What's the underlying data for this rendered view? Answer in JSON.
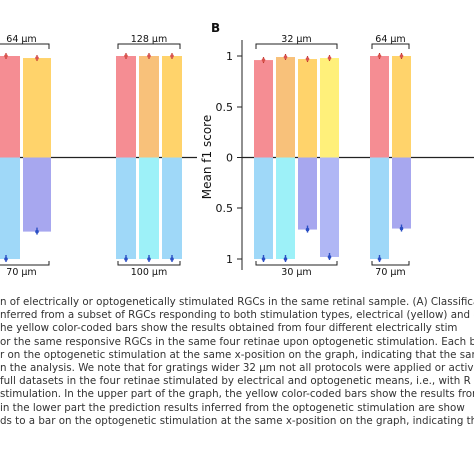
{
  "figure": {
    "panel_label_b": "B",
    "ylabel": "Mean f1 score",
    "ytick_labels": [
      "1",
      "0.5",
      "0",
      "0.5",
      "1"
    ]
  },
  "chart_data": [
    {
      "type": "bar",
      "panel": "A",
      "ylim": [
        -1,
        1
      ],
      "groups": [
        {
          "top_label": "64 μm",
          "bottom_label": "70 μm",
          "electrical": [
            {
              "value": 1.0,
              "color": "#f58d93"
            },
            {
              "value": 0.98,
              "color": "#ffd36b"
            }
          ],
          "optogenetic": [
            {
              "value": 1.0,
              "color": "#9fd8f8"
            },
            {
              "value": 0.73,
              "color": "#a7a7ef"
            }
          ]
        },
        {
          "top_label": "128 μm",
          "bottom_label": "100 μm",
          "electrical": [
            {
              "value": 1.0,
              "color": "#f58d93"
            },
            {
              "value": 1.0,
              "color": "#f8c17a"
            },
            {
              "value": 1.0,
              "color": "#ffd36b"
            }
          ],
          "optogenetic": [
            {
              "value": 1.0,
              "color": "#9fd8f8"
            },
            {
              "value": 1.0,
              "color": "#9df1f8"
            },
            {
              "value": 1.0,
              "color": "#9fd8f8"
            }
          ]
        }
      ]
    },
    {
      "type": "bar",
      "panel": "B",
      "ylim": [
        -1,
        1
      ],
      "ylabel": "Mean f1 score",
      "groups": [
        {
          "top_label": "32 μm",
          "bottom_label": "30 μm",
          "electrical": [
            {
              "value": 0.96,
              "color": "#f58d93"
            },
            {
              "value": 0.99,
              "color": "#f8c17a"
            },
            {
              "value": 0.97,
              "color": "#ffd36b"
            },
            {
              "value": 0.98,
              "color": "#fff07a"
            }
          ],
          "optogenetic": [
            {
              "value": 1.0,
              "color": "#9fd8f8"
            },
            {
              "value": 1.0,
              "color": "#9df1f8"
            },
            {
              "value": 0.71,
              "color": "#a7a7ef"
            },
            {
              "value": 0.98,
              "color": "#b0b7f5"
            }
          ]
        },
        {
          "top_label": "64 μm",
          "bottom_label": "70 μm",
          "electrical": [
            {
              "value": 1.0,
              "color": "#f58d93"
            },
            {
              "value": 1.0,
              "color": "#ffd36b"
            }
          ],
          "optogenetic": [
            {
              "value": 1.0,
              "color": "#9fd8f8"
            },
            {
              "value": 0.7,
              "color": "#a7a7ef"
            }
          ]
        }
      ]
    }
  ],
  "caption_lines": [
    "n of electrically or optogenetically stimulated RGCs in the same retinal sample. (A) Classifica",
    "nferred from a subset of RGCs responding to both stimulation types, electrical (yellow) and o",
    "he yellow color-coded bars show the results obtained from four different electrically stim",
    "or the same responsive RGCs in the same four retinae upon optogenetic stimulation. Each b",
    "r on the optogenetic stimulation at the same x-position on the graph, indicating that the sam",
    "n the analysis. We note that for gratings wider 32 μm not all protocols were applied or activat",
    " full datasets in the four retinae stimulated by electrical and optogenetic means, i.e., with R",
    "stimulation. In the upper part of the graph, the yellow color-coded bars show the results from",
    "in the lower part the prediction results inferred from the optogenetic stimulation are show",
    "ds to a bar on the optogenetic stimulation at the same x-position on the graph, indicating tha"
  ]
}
■ ■ ■ ■
Can you retype every record above exactly, leaving out the pictures?

* [Task solution]
What's the underlying data for this rendered view? Answer in JSON.
{
  "figure": {
    "panel_label_b": "B",
    "ylabel": "Mean f1 score",
    "ytick_labels": [
      "1",
      "0.5",
      "0",
      "0.5",
      "1"
    ]
  },
  "chart_data": [
    {
      "type": "bar",
      "panel": "A",
      "ylim": [
        -1,
        1
      ],
      "groups": [
        {
          "top_label": "64 μm",
          "bottom_label": "70 μm",
          "electrical": [
            {
              "value": 1.0,
              "color": "#f58d93"
            },
            {
              "value": 0.98,
              "color": "#ffd36b"
            }
          ],
          "optogenetic": [
            {
              "value": 1.0,
              "color": "#9fd8f8"
            },
            {
              "value": 0.73,
              "color": "#a7a7ef"
            }
          ]
        },
        {
          "top_label": "128 μm",
          "bottom_label": "100 μm",
          "electrical": [
            {
              "value": 1.0,
              "color": "#f58d93"
            },
            {
              "value": 1.0,
              "color": "#f8c17a"
            },
            {
              "value": 1.0,
              "color": "#ffd36b"
            }
          ],
          "optogenetic": [
            {
              "value": 1.0,
              "color": "#9fd8f8"
            },
            {
              "value": 1.0,
              "color": "#9df1f8"
            },
            {
              "value": 1.0,
              "color": "#9fd8f8"
            }
          ]
        }
      ]
    },
    {
      "type": "bar",
      "panel": "B",
      "ylim": [
        -1,
        1
      ],
      "ylabel": "Mean f1 score",
      "groups": [
        {
          "top_label": "32 μm",
          "bottom_label": "30 μm",
          "electrical": [
            {
              "value": 0.96,
              "color": "#f58d93"
            },
            {
              "value": 0.99,
              "color": "#f8c17a"
            },
            {
              "value": 0.97,
              "color": "#ffd36b"
            },
            {
              "value": 0.98,
              "color": "#fff07a"
            }
          ],
          "optogenetic": [
            {
              "value": 1.0,
              "color": "#9fd8f8"
            },
            {
              "value": 1.0,
              "color": "#9df1f8"
            },
            {
              "value": 0.71,
              "color": "#a7a7ef"
            },
            {
              "value": 0.98,
              "color": "#b0b7f5"
            }
          ]
        },
        {
          "top_label": "64 μm",
          "bottom_label": "70 μm",
          "electrical": [
            {
              "value": 1.0,
              "color": "#f58d93"
            },
            {
              "value": 1.0,
              "color": "#ffd36b"
            }
          ],
          "optogenetic": [
            {
              "value": 1.0,
              "color": "#9fd8f8"
            },
            {
              "value": 0.7,
              "color": "#a7a7ef"
            }
          ]
        }
      ]
    }
  ],
  "caption_lines": [
    "n of electrically or optogenetically stimulated RGCs in the same retinal sample. (A) Classifica",
    "nferred from a subset of RGCs responding to both stimulation types, electrical (yellow) and o",
    "he yellow color-coded bars show the results obtained from four different electrically stim",
    "or the same responsive RGCs in the same four retinae upon optogenetic stimulation. Each b",
    "r on the optogenetic stimulation at the same x-position on the graph, indicating that the sam",
    "n the analysis. We note that for gratings wider 32 μm not all protocols were applied or activat",
    " full datasets in the four retinae stimulated by electrical and optogenetic means, i.e., with R",
    "stimulation. In the upper part of the graph, the yellow color-coded bars show the results from",
    "in the lower part the prediction results inferred from the optogenetic stimulation are show",
    "ds to a bar on the optogenetic stimulation at the same x-position on the graph, indicating tha"
  ]
}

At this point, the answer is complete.